[WHAT THE TASK REQUIRES]
Reproduce all of the data exactly, with no line skipped.

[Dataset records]

[start]

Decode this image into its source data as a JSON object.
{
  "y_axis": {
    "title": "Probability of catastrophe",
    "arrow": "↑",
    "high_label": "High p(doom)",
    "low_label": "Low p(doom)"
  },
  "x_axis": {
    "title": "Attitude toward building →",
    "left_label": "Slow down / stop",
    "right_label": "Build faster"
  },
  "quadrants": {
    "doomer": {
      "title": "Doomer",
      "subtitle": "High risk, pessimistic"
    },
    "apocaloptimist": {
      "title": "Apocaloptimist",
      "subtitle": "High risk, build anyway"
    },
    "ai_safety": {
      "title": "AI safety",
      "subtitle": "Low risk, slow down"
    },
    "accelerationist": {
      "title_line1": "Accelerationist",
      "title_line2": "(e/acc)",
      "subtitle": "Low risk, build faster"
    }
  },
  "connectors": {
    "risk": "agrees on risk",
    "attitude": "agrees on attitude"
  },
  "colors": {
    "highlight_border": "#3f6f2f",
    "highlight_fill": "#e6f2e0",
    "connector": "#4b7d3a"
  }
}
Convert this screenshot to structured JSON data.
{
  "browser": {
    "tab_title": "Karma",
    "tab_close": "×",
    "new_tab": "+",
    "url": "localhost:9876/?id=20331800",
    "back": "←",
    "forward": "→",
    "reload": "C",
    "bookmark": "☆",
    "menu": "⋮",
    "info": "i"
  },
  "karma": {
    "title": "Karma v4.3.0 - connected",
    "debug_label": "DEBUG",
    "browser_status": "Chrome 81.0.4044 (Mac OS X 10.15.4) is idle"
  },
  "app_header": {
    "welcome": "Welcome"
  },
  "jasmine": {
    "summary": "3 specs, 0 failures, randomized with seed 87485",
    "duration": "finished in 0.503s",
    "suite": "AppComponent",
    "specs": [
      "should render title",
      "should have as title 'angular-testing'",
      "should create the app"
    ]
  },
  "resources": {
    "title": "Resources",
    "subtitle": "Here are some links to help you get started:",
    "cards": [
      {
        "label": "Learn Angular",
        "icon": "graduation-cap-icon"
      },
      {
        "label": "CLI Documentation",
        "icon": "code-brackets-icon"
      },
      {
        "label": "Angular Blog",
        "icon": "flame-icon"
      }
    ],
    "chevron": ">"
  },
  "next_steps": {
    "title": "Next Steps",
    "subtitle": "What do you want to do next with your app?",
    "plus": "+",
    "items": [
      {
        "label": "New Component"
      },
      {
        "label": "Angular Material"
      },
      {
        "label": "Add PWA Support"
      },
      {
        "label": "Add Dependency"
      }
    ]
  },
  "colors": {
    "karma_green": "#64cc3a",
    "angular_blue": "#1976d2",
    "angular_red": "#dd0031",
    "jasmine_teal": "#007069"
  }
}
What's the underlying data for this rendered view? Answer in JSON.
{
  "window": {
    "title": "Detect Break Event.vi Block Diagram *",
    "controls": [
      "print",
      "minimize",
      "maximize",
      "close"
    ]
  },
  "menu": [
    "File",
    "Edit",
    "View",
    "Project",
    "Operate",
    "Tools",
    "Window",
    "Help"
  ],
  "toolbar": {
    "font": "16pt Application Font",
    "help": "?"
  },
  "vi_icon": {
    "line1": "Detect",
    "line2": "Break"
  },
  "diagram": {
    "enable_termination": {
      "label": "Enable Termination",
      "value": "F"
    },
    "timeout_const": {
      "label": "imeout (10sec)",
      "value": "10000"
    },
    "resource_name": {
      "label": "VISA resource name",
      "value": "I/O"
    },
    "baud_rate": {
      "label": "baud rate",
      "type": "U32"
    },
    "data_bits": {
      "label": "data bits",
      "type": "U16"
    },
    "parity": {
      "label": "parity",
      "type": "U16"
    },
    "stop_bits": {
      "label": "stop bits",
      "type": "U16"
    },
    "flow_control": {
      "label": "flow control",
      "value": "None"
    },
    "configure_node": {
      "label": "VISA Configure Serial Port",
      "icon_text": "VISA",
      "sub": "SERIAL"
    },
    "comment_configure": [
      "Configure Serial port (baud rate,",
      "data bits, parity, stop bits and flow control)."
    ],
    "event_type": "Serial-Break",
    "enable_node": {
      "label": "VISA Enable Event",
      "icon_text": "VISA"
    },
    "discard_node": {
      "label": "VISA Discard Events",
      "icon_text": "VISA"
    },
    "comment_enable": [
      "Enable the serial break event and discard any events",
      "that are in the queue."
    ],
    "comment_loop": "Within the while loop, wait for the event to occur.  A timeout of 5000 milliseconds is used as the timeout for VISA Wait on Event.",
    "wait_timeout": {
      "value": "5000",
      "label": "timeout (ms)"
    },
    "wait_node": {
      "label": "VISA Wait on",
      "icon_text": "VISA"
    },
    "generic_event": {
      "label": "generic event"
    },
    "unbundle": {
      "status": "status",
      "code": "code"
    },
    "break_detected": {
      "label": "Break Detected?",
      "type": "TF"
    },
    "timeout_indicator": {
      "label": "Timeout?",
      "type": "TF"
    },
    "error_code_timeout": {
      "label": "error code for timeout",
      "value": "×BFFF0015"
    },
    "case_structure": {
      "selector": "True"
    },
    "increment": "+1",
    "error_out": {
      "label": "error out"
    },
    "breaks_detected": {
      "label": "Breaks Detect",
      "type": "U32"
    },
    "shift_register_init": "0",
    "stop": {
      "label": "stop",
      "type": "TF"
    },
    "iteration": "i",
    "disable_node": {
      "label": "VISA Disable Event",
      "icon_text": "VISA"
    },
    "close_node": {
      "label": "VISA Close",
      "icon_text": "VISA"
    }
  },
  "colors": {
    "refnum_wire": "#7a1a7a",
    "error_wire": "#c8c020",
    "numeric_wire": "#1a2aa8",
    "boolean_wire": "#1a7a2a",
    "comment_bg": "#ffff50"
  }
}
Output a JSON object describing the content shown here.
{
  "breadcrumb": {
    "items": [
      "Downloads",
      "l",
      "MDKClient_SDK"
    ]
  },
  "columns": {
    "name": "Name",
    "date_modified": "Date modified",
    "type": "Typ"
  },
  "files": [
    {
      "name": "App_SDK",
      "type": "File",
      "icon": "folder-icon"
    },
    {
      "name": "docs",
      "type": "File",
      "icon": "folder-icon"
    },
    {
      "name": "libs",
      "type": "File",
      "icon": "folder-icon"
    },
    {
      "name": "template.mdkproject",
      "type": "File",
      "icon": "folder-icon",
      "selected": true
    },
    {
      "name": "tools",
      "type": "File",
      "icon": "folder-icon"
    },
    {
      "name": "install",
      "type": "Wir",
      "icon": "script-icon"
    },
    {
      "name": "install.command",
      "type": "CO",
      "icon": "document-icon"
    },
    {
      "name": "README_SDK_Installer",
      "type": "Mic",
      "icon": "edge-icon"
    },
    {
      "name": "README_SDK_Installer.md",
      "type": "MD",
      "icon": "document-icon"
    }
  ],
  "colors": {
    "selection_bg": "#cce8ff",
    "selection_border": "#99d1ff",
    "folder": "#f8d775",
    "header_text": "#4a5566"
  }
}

[end]

[ANSWER TO THE EXERCISE]
Decode this image into its source data as a JSON object.
{
  "y_axis": {
    "title": "Probability of catastrophe",
    "arrow": "↑",
    "high_label": "High p(doom)",
    "low_label": "Low p(doom)"
  },
  "x_axis": {
    "title": "Attitude toward building →",
    "left_label": "Slow down / stop",
    "right_label": "Build faster"
  },
  "quadrants": {
    "doomer": {
      "title": "Doomer",
      "subtitle": "High risk, pessimistic"
    },
    "apocaloptimist": {
      "title": "Apocaloptimist",
      "subtitle": "High risk, build anyway"
    },
    "ai_safety": {
      "title": "AI safety",
      "subtitle": "Low risk, slow down"
    },
    "accelerationist": {
      "title_line1": "Accelerationist",
      "title_line2": "(e/acc)",
      "subtitle": "Low risk, build faster"
    }
  },
  "connectors": {
    "risk": "agrees on risk",
    "attitude": "agrees on attitude"
  },
  "colors": {
    "highlight_border": "#3f6f2f",
    "highlight_fill": "#e6f2e0",
    "connector": "#4b7d3a"
  }
}
Convert this screenshot to structured JSON data.
{
  "browser": {
    "tab_title": "Karma",
    "tab_close": "×",
    "new_tab": "+",
    "url": "localhost:9876/?id=20331800",
    "back": "←",
    "forward": "→",
    "reload": "C",
    "bookmark": "☆",
    "menu": "⋮",
    "info": "i"
  },
  "karma": {
    "title": "Karma v4.3.0 - connected",
    "debug_label": "DEBUG",
    "browser_status": "Chrome 81.0.4044 (Mac OS X 10.15.4) is idle"
  },
  "app_header": {
    "welcome": "Welcome"
  },
  "jasmine": {
    "summary": "3 specs, 0 failures, randomized with seed 87485",
    "duration": "finished in 0.503s",
    "suite": "AppComponent",
    "specs": [
      "should render title",
      "should have as title 'angular-testing'",
      "should create the app"
    ]
  },
  "resources": {
    "title": "Resources",
    "subtitle": "Here are some links to help you get started:",
    "cards": [
      {
        "label": "Learn Angular",
        "icon": "graduation-cap-icon"
      },
      {
        "label": "CLI Documentation",
        "icon": "code-brackets-icon"
      },
      {
        "label": "Angular Blog",
        "icon": "flame-icon"
      }
    ],
    "chevron": ">"
  },
  "next_steps": {
    "title": "Next Steps",
    "subtitle": "What do you want to do next with your app?",
    "plus": "+",
    "items": [
      {
        "label": "New Component"
      },
      {
        "label": "Angular Material"
      },
      {
        "label": "Add PWA Support"
      },
      {
        "label": "Add Dependency"
      }
    ]
  },
  "colors": {
    "karma_green": "#64cc3a",
    "angular_blue": "#1976d2",
    "angular_red": "#dd0031",
    "jasmine_teal": "#007069"
  }
}
What's the underlying data for this rendered view? Answer in JSON.
{
  "window": {
    "title": "Detect Break Event.vi Block Diagram *",
    "controls": [
      "print",
      "minimize",
      "maximize",
      "close"
    ]
  },
  "menu": [
    "File",
    "Edit",
    "View",
    "Project",
    "Operate",
    "Tools",
    "Window",
    "Help"
  ],
  "toolbar": {
    "font": "16pt Application Font",
    "help": "?"
  },
  "vi_icon": {
    "line1": "Detect",
    "line2": "Break"
  },
  "diagram": {
    "enable_termination": {
      "label": "Enable Termination",
      "value": "F"
    },
    "timeout_const": {
      "label": "imeout (10sec)",
      "value": "10000"
    },
    "resource_name": {
      "label": "VISA resource name",
      "value": "I/O"
    },
    "baud_rate": {
      "label": "baud rate",
      "type": "U32"
    },
    "data_bits": {
      "label": "data bits",
      "type": "U16"
    },
    "parity": {
      "label": "parity",
      "type": "U16"
    },
    "stop_bits": {
      "label": "stop bits",
      "type": "U16"
    },
    "flow_control": {
      "label": "flow control",
      "value": "None"
    },
    "configure_node": {
      "label": "VISA Configure Serial Port",
      "icon_text": "VISA",
      "sub": "SERIAL"
    },
    "comment_configure": [
      "Configure Serial port (baud rate,",
      "data bits, parity, stop bits and flow control)."
    ],
    "event_type": "Serial-Break",
    "enable_node": {
      "label": "VISA Enable Event",
      "icon_text": "VISA"
    },
    "discard_node": {
      "label": "VISA Discard Events",
      "icon_text": "VISA"
    },
    "comment_enable": [
      "Enable the serial break event and discard any events",
      "that are in the queue."
    ],
    "comment_loop": "Within the while loop, wait for the event to occur.  A timeout of 5000 milliseconds is used as the timeout for VISA Wait on Event.",
    "wait_timeout": {
      "value": "5000",
      "label": "timeout (ms)"
    },
    "wait_node": {
      "label": "VISA Wait on",
      "icon_text": "VISA"
    },
    "generic_event": {
      "label": "generic event"
    },
    "unbundle": {
      "status": "status",
      "code": "code"
    },
    "break_detected": {
      "label": "Break Detected?",
      "type": "TF"
    },
    "timeout_indicator": {
      "label": "Timeout?",
      "type": "TF"
    },
    "error_code_timeout": {
      "label": "error code for timeout",
      "value": "×BFFF0015"
    },
    "case_structure": {
      "selector": "True"
    },
    "increment": "+1",
    "error_out": {
      "label": "error out"
    },
    "breaks_detected": {
      "label": "Breaks Detect",
      "type": "U32"
    },
    "shift_register_init": "0",
    "stop": {
      "label": "stop",
      "type": "TF"
    },
    "iteration": "i",
    "disable_node": {
      "label": "VISA Disable Event",
      "icon_text": "VISA"
    },
    "close_node": {
      "label": "VISA Close",
      "icon_text": "VISA"
    }
  },
  "colors": {
    "refnum_wire": "#7a1a7a",
    "error_wire": "#c8c020",
    "numeric_wire": "#1a2aa8",
    "boolean_wire": "#1a7a2a",
    "comment_bg": "#ffff50"
  }
}
Output a JSON object describing the content shown here.
{
  "breadcrumb": {
    "items": [
      "Downloads",
      "l",
      "MDKClient_SDK"
    ]
  },
  "columns": {
    "name": "Name",
    "date_modified": "Date modified",
    "type": "Typ"
  },
  "files": [
    {
      "name": "App_SDK",
      "type": "File",
      "icon": "folder-icon"
    },
    {
      "name": "docs",
      "type": "File",
      "icon": "folder-icon"
    },
    {
      "name": "libs",
      "type": "File",
      "icon": "folder-icon"
    },
    {
      "name": "template.mdkproject",
      "type": "File",
      "icon": "folder-icon",
      "selected": true
    },
    {
      "name": "tools",
      "type": "File",
      "icon": "folder-icon"
    },
    {
      "name": "install",
      "type": "Wir",
      "icon": "script-icon"
    },
    {
      "name": "install.command",
      "type": "CO",
      "icon": "document-icon"
    },
    {
      "name": "README_SDK_Installer",
      "type": "Mic",
      "icon": "edge-icon"
    },
    {
      "name": "README_SDK_Installer.md",
      "type": "MD",
      "icon": "document-icon"
    }
  ],
  "colors": {
    "selection_bg": "#cce8ff",
    "selection_border": "#99d1ff",
    "folder": "#f8d775",
    "header_text": "#4a5566"
  }
}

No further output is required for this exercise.